*WORK TO BE COMPLETED*:
Set down every record once more, exactly as given.

Rows from a dataset
================
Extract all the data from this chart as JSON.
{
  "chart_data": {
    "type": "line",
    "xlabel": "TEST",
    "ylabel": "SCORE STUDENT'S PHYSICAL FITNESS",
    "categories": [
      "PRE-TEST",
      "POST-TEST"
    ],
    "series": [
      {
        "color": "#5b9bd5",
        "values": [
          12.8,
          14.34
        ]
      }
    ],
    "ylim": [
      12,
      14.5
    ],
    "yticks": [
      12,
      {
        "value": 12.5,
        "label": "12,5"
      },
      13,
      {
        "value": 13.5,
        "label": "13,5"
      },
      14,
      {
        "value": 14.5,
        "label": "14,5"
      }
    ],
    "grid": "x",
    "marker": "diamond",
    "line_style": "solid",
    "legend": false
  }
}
================
*EXERCISE OUTPUT*:
Extract all the data from this chart as JSON.
{
  "chart_data": {
    "type": "line",
    "xlabel": "TEST",
    "ylabel": "SCORE STUDENT'S PHYSICAL FITNESS",
    "categories": [
      "PRE-TEST",
      "POST-TEST"
    ],
    "series": [
      {
        "color": "#5b9bd5",
        "values": [
          12.8,
          14.34
        ]
      }
    ],
    "ylim": [
      12,
      14.5
    ],
    "yticks": [
      12,
      {
        "value": 12.5,
        "label": "12,5"
      },
      13,
      {
        "value": 13.5,
        "label": "13,5"
      },
      14,
      {
        "value": 14.5,
        "label": "14,5"
      }
    ],
    "grid": "x",
    "marker": "diamond",
    "line_style": "solid",
    "legend": false
  }
}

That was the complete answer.